WHAT IS EXPECTED —
The entries below are to be repeated exactly as they stand.

— Start of PROVIDED DATA —

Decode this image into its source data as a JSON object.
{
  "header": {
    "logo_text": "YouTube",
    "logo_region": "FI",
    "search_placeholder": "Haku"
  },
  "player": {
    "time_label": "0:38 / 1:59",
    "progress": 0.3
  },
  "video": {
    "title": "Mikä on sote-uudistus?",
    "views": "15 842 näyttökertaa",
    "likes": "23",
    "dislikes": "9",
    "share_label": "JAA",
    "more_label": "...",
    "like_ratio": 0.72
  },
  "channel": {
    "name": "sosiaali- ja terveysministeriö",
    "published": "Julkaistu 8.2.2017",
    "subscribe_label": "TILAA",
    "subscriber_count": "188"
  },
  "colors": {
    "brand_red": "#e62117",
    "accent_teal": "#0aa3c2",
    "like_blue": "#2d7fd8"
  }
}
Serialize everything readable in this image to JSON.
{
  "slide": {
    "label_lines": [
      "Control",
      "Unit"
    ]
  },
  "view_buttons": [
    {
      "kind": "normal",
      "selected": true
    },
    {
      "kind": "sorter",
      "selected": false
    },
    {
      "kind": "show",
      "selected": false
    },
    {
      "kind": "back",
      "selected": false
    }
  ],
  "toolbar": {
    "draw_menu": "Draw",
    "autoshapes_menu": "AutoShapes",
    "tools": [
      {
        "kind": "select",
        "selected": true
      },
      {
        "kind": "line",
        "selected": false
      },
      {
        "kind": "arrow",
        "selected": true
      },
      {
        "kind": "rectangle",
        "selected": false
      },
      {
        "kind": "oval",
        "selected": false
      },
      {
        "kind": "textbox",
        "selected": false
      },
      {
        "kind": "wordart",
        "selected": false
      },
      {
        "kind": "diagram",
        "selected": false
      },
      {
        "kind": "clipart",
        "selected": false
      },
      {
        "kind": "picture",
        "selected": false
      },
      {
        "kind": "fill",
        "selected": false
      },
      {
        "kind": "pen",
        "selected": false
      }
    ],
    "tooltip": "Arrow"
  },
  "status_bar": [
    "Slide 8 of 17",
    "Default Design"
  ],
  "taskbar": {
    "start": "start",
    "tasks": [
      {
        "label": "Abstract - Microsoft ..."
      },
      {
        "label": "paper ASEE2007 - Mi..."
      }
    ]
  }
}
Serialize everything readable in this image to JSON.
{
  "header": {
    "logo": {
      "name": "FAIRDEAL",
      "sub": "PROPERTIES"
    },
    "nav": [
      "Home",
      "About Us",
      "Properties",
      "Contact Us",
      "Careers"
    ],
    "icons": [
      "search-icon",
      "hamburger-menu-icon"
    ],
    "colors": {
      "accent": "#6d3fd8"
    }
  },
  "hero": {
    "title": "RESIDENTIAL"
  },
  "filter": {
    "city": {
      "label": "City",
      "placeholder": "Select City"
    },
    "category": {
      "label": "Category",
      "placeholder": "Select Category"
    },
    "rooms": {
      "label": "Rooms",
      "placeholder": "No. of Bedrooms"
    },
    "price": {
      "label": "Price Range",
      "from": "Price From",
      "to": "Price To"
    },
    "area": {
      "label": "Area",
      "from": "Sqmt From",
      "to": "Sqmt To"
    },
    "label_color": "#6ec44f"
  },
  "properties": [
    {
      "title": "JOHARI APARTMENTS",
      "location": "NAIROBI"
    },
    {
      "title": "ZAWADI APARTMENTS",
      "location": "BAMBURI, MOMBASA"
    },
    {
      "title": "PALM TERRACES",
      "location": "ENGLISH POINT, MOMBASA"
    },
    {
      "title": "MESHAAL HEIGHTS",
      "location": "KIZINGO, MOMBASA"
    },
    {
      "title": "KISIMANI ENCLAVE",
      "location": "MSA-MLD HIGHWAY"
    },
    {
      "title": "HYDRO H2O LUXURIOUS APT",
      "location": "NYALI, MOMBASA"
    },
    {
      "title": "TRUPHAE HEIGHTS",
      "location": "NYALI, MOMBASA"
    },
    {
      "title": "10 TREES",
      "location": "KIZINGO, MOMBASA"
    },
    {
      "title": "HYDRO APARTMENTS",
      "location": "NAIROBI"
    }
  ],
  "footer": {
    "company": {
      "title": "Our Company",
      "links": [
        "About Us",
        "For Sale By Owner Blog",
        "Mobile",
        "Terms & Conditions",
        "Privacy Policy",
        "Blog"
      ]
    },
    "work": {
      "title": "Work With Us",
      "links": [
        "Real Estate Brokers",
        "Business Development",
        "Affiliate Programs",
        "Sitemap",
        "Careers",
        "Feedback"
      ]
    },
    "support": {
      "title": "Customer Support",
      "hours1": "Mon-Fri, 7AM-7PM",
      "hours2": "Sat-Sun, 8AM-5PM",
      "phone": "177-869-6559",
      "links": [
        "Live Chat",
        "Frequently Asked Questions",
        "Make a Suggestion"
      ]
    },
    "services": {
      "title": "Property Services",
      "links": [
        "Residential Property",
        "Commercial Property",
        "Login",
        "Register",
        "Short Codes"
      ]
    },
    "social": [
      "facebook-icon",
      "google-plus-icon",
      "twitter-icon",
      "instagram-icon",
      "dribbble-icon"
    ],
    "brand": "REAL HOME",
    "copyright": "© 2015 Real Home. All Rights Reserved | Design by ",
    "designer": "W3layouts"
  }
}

— End of PROVIDED DATA —

RESULT FOR THIS TASK —
Decode this image into its source data as a JSON object.
{
  "header": {
    "logo_text": "YouTube",
    "logo_region": "FI",
    "search_placeholder": "Haku"
  },
  "player": {
    "time_label": "0:38 / 1:59",
    "progress": 0.3
  },
  "video": {
    "title": "Mikä on sote-uudistus?",
    "views": "15 842 näyttökertaa",
    "likes": "23",
    "dislikes": "9",
    "share_label": "JAA",
    "more_label": "...",
    "like_ratio": 0.72
  },
  "channel": {
    "name": "sosiaali- ja terveysministeriö",
    "published": "Julkaistu 8.2.2017",
    "subscribe_label": "TILAA",
    "subscriber_count": "188"
  },
  "colors": {
    "brand_red": "#e62117",
    "accent_teal": "#0aa3c2",
    "like_blue": "#2d7fd8"
  }
}
Serialize everything readable in this image to JSON.
{
  "slide": {
    "label_lines": [
      "Control",
      "Unit"
    ]
  },
  "view_buttons": [
    {
      "kind": "normal",
      "selected": true
    },
    {
      "kind": "sorter",
      "selected": false
    },
    {
      "kind": "show",
      "selected": false
    },
    {
      "kind": "back",
      "selected": false
    }
  ],
  "toolbar": {
    "draw_menu": "Draw",
    "autoshapes_menu": "AutoShapes",
    "tools": [
      {
        "kind": "select",
        "selected": true
      },
      {
        "kind": "line",
        "selected": false
      },
      {
        "kind": "arrow",
        "selected": true
      },
      {
        "kind": "rectangle",
        "selected": false
      },
      {
        "kind": "oval",
        "selected": false
      },
      {
        "kind": "textbox",
        "selected": false
      },
      {
        "kind": "wordart",
        "selected": false
      },
      {
        "kind": "diagram",
        "selected": false
      },
      {
        "kind": "clipart",
        "selected": false
      },
      {
        "kind": "picture",
        "selected": false
      },
      {
        "kind": "fill",
        "selected": false
      },
      {
        "kind": "pen",
        "selected": false
      }
    ],
    "tooltip": "Arrow"
  },
  "status_bar": [
    "Slide 8 of 17",
    "Default Design"
  ],
  "taskbar": {
    "start": "start",
    "tasks": [
      {
        "label": "Abstract - Microsoft ..."
      },
      {
        "label": "paper ASEE2007 - Mi..."
      }
    ]
  }
}
Serialize everything readable in this image to JSON.
{
  "header": {
    "logo": {
      "name": "FAIRDEAL",
      "sub": "PROPERTIES"
    },
    "nav": [
      "Home",
      "About Us",
      "Properties",
      "Contact Us",
      "Careers"
    ],
    "icons": [
      "search-icon",
      "hamburger-menu-icon"
    ],
    "colors": {
      "accent": "#6d3fd8"
    }
  },
  "hero": {
    "title": "RESIDENTIAL"
  },
  "filter": {
    "city": {
      "label": "City",
      "placeholder": "Select City"
    },
    "category": {
      "label": "Category",
      "placeholder": "Select Category"
    },
    "rooms": {
      "label": "Rooms",
      "placeholder": "No. of Bedrooms"
    },
    "price": {
      "label": "Price Range",
      "from": "Price From",
      "to": "Price To"
    },
    "area": {
      "label": "Area",
      "from": "Sqmt From",
      "to": "Sqmt To"
    },
    "label_color": "#6ec44f"
  },
  "properties": [
    {
      "title": "JOHARI APARTMENTS",
      "location": "NAIROBI"
    },
    {
      "title": "ZAWADI APARTMENTS",
      "location": "BAMBURI, MOMBASA"
    },
    {
      "title": "PALM TERRACES",
      "location": "ENGLISH POINT, MOMBASA"
    },
    {
      "title": "MESHAAL HEIGHTS",
      "location": "KIZINGO, MOMBASA"
    },
    {
      "title": "KISIMANI ENCLAVE",
      "location": "MSA-MLD HIGHWAY"
    },
    {
      "title": "HYDRO H2O LUXURIOUS APT",
      "location": "NYALI, MOMBASA"
    },
    {
      "title": "TRUPHAE HEIGHTS",
      "location": "NYALI, MOMBASA"
    },
    {
      "title": "10 TREES",
      "location": "KIZINGO, MOMBASA"
    },
    {
      "title": "HYDRO APARTMENTS",
      "location": "NAIROBI"
    }
  ],
  "footer": {
    "company": {
      "title": "Our Company",
      "links": [
        "About Us",
        "For Sale By Owner Blog",
        "Mobile",
        "Terms & Conditions",
        "Privacy Policy",
        "Blog"
      ]
    },
    "work": {
      "title": "Work With Us",
      "links": [
        "Real Estate Brokers",
        "Business Development",
        "Affiliate Programs",
        "Sitemap",
        "Careers",
        "Feedback"
      ]
    },
    "support": {
      "title": "Customer Support",
      "hours1": "Mon-Fri, 7AM-7PM",
      "hours2": "Sat-Sun, 8AM-5PM",
      "phone": "177-869-6559",
      "links": [
        "Live Chat",
        "Frequently Asked Questions",
        "Make a Suggestion"
      ]
    },
    "services": {
      "title": "Property Services",
      "links": [
        "Residential Property",
        "Commercial Property",
        "Login",
        "Register",
        "Short Codes"
      ]
    },
    "social": [
      "facebook-icon",
      "google-plus-icon",
      "twitter-icon",
      "instagram-icon",
      "dribbble-icon"
    ],
    "brand": "REAL HOME",
    "copyright": "© 2015 Real Home. All Rights Reserved | Design by ",
    "designer": "W3layouts"
  }
}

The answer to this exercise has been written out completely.